* **What to work on**
Locate each line holding the string "Water" and copy it.

━━ Items ━━

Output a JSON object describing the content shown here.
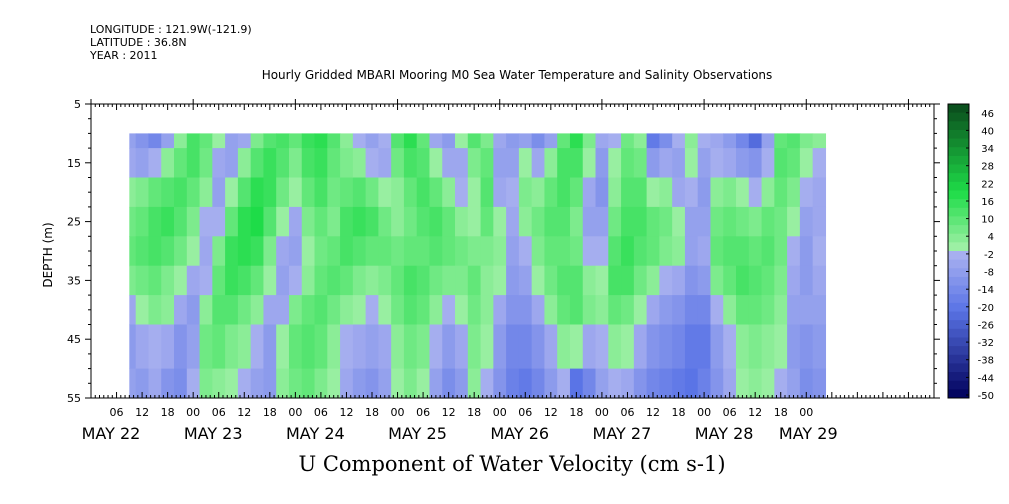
{
  "header": {
    "longitude": "LONGITUDE : 121.9W(-121.9)",
    "latitude": "LATITUDE : 36.8N",
    "year": "YEAR : 2011"
  },
  "colors": {
    "negative_max": "#00005a",
    "negative_mid": "#5a74e6",
    "near_zero_negative": "#a9b1f0",
    "near_zero_positive": "#9ff0a6",
    "positive_mid": "#1edc48",
    "positive_max": "#0a4a1c",
    "missing": "#ffffff"
  },
  "chart_data": {
    "type": "heatmap",
    "title": "Hourly Gridded MBARI Mooring M0 Sea Water Temperature and Salinity Observations",
    "xlabel": "",
    "ylabel": "DEPTH (m)",
    "colorbar_label": "U Component of Water Velocity (cm s-1)",
    "y_axis": {
      "range": [
        5,
        55
      ],
      "inverted": true,
      "ticks": [
        "5",
        "15",
        "25",
        "35",
        "45",
        "55"
      ],
      "data_start_depth": 10
    },
    "x_axis": {
      "range_hours_from_may21": [
        72,
        270
      ],
      "hour_ticks": [
        "06",
        "12",
        "18",
        "00",
        "06",
        "12",
        "18",
        "00",
        "06",
        "12",
        "18",
        "00",
        "06",
        "12",
        "18",
        "00",
        "06",
        "12",
        "18",
        "00",
        "06",
        "12",
        "18",
        "00",
        "06",
        "12",
        "18",
        "00"
      ],
      "day_labels": [
        "MAY 22",
        "MAY 23",
        "MAY 24",
        "MAY 25",
        "MAY 26",
        "MAY 27",
        "MAY 28",
        "MAY 29"
      ],
      "data_start_day": "MAY 22"
    },
    "colorbar": {
      "levels": [
        "46",
        "40",
        "34",
        "28",
        "22",
        "16",
        "10",
        "4",
        "-2",
        "-8",
        "-14",
        "-20",
        "-26",
        "-32",
        "-38",
        "-44",
        "-50"
      ],
      "range": [
        -50,
        50
      ]
    },
    "columns": [
      {
        "x": "May 22 09:00",
        "v": [
          -6,
          -4,
          4,
          8,
          10,
          6,
          -4,
          -8,
          -6
        ]
      },
      {
        "x": "May 22 12:00",
        "v": [
          -10,
          -6,
          6,
          10,
          12,
          8,
          2,
          -4,
          -8
        ]
      },
      {
        "x": "May 22 15:00",
        "v": [
          -14,
          -2,
          10,
          14,
          14,
          10,
          6,
          -2,
          -4
        ]
      },
      {
        "x": "May 22 18:00",
        "v": [
          -6,
          4,
          12,
          16,
          12,
          6,
          4,
          -4,
          -10
        ]
      },
      {
        "x": "May 22 21:00",
        "v": [
          4,
          10,
          14,
          12,
          8,
          2,
          -4,
          -10,
          -12
        ]
      },
      {
        "x": "May 23 00:00",
        "v": [
          14,
          14,
          10,
          6,
          2,
          -4,
          -8,
          -6,
          -2
        ]
      },
      {
        "x": "May 23 03:00",
        "v": [
          10,
          8,
          4,
          -2,
          -4,
          -2,
          4,
          8,
          6
        ]
      },
      {
        "x": "May 23 06:00",
        "v": [
          2,
          -4,
          -6,
          -2,
          6,
          10,
          12,
          10,
          4
        ]
      },
      {
        "x": "May 23 09:00",
        "v": [
          -6,
          -6,
          2,
          10,
          16,
          16,
          12,
          6,
          2
        ]
      },
      {
        "x": "May 23 12:00",
        "v": [
          -4,
          4,
          12,
          18,
          18,
          14,
          8,
          4,
          -2
        ]
      },
      {
        "x": "May 23 15:00",
        "v": [
          6,
          12,
          18,
          20,
          16,
          10,
          4,
          -2,
          -6
        ]
      },
      {
        "x": "May 23 18:00",
        "v": [
          12,
          16,
          16,
          12,
          6,
          2,
          -4,
          -8,
          -8
        ]
      },
      {
        "x": "May 23 21:00",
        "v": [
          14,
          12,
          8,
          2,
          -4,
          -6,
          -4,
          2,
          4
        ]
      },
      {
        "x": "May 24 00:00",
        "v": [
          10,
          6,
          2,
          -4,
          -6,
          -2,
          6,
          10,
          8
        ]
      },
      {
        "x": "May 24 03:00",
        "v": [
          16,
          14,
          10,
          6,
          2,
          4,
          10,
          12,
          10
        ]
      },
      {
        "x": "May 24 06:00",
        "v": [
          18,
          16,
          14,
          10,
          8,
          10,
          12,
          10,
          6
        ]
      },
      {
        "x": "May 24 09:00",
        "v": [
          12,
          10,
          8,
          6,
          10,
          12,
          8,
          4,
          2
        ]
      },
      {
        "x": "May 24 12:00",
        "v": [
          4,
          6,
          10,
          14,
          14,
          10,
          4,
          -2,
          -4
        ]
      },
      {
        "x": "May 24 15:00",
        "v": [
          -2,
          4,
          12,
          16,
          12,
          6,
          2,
          -4,
          -8
        ]
      },
      {
        "x": "May 24 18:00",
        "v": [
          -6,
          -2,
          8,
          14,
          10,
          4,
          -2,
          -6,
          -10
        ]
      },
      {
        "x": "May 24 21:00",
        "v": [
          -2,
          -4,
          2,
          8,
          10,
          6,
          2,
          -4,
          -6
        ]
      },
      {
        "x": "May 25 00:00",
        "v": [
          12,
          8,
          4,
          4,
          8,
          10,
          8,
          4,
          2
        ]
      },
      {
        "x": "May 25 03:00",
        "v": [
          18,
          14,
          10,
          8,
          10,
          14,
          12,
          8,
          6
        ]
      },
      {
        "x": "May 25 06:00",
        "v": [
          10,
          12,
          14,
          12,
          10,
          12,
          10,
          6,
          2
        ]
      },
      {
        "x": "May 25 09:00",
        "v": [
          -4,
          2,
          10,
          14,
          12,
          8,
          4,
          -2,
          -6
        ]
      },
      {
        "x": "May 25 12:00",
        "v": [
          -8,
          -4,
          4,
          10,
          10,
          6,
          -2,
          -8,
          -12
        ]
      },
      {
        "x": "May 25 15:00",
        "v": [
          2,
          -4,
          -2,
          4,
          8,
          6,
          2,
          -4,
          -8
        ]
      },
      {
        "x": "May 25 18:00",
        "v": [
          12,
          6,
          2,
          2,
          6,
          10,
          8,
          6,
          4
        ]
      },
      {
        "x": "May 25 21:00",
        "v": [
          6,
          10,
          12,
          10,
          6,
          4,
          4,
          2,
          -2
        ]
      },
      {
        "x": "May 26 00:00",
        "v": [
          -4,
          -6,
          -4,
          2,
          4,
          2,
          -4,
          -8,
          -10
        ]
      },
      {
        "x": "May 26 03:00",
        "v": [
          -8,
          -6,
          -2,
          -4,
          -6,
          -8,
          -10,
          -14,
          -16
        ]
      },
      {
        "x": "May 26 06:00",
        "v": [
          -6,
          2,
          6,
          4,
          -2,
          -6,
          -10,
          -14,
          -18
        ]
      },
      {
        "x": "May 26 09:00",
        "v": [
          -12,
          -4,
          4,
          8,
          6,
          2,
          -4,
          -10,
          -14
        ]
      },
      {
        "x": "May 26 12:00",
        "v": [
          -6,
          4,
          10,
          12,
          10,
          8,
          4,
          -4,
          -8
        ]
      },
      {
        "x": "May 26 15:00",
        "v": [
          10,
          14,
          14,
          12,
          10,
          12,
          10,
          4,
          -2
        ]
      },
      {
        "x": "May 26 18:00",
        "v": [
          18,
          14,
          10,
          6,
          8,
          12,
          12,
          2,
          -20
        ]
      },
      {
        "x": "May 26 21:00",
        "v": [
          6,
          2,
          -4,
          -6,
          -2,
          4,
          6,
          -4,
          -14
        ]
      },
      {
        "x": "May 27 00:00",
        "v": [
          -4,
          -8,
          -10,
          -6,
          -2,
          2,
          4,
          -2,
          -6
        ]
      },
      {
        "x": "May 27 03:00",
        "v": [
          -2,
          2,
          4,
          8,
          12,
          14,
          10,
          4,
          -2
        ]
      },
      {
        "x": "May 27 06:00",
        "v": [
          8,
          10,
          12,
          14,
          16,
          14,
          8,
          2,
          -4
        ]
      },
      {
        "x": "May 27 09:00",
        "v": [
          4,
          8,
          12,
          14,
          12,
          8,
          2,
          -4,
          -10
        ]
      },
      {
        "x": "May 27 12:00",
        "v": [
          -18,
          -8,
          2,
          10,
          10,
          4,
          -4,
          -10,
          -14
        ]
      },
      {
        "x": "May 27 15:00",
        "v": [
          -12,
          -4,
          4,
          8,
          6,
          -2,
          -8,
          -12,
          -16
        ]
      },
      {
        "x": "May 27 18:00",
        "v": [
          -2,
          -6,
          -4,
          2,
          4,
          -4,
          -10,
          -14,
          -18
        ]
      },
      {
        "x": "May 27 21:00",
        "v": [
          4,
          2,
          -2,
          -6,
          -6,
          -10,
          -14,
          -18,
          -20
        ]
      },
      {
        "x": "May 28 00:00",
        "v": [
          -2,
          -6,
          -8,
          -6,
          -4,
          -8,
          -14,
          -18,
          -16
        ]
      },
      {
        "x": "May 28 03:00",
        "v": [
          -4,
          -2,
          4,
          8,
          10,
          6,
          -2,
          -8,
          -10
        ]
      },
      {
        "x": "May 28 06:00",
        "v": [
          -8,
          -4,
          6,
          10,
          12,
          10,
          4,
          -2,
          -4
        ]
      },
      {
        "x": "May 28 09:00",
        "v": [
          -14,
          -8,
          2,
          8,
          12,
          14,
          10,
          4,
          2
        ]
      },
      {
        "x": "May 28 12:00",
        "v": [
          -22,
          -10,
          -2,
          6,
          10,
          12,
          10,
          6,
          4
        ]
      },
      {
        "x": "May 28 15:00",
        "v": [
          -6,
          -2,
          4,
          10,
          12,
          10,
          8,
          4,
          2
        ]
      },
      {
        "x": "May 28 18:00",
        "v": [
          10,
          12,
          10,
          8,
          8,
          6,
          4,
          2,
          -2
        ]
      },
      {
        "x": "May 28 21:00",
        "v": [
          12,
          10,
          6,
          2,
          -2,
          -4,
          -6,
          -8,
          -6
        ]
      },
      {
        "x": "May 29 00:00",
        "v": [
          6,
          2,
          -2,
          -6,
          -8,
          -8,
          -6,
          -10,
          -12
        ]
      },
      {
        "x": "May 29 03:00",
        "v": [
          4,
          -2,
          -4,
          -4,
          -2,
          -4,
          -6,
          -8,
          -10
        ]
      }
    ],
    "depth_levels_m": [
      10,
      15,
      20,
      25,
      30,
      35,
      40,
      45,
      55
    ]
  }
}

━━━

* **Completed exercise**
    "title": "Hourly Gridded MBARI Mooring M0 Sea Water Temperature and Salinity Observations",
    "colorbar_label": "U Component of Water Velocity (cm s-1)",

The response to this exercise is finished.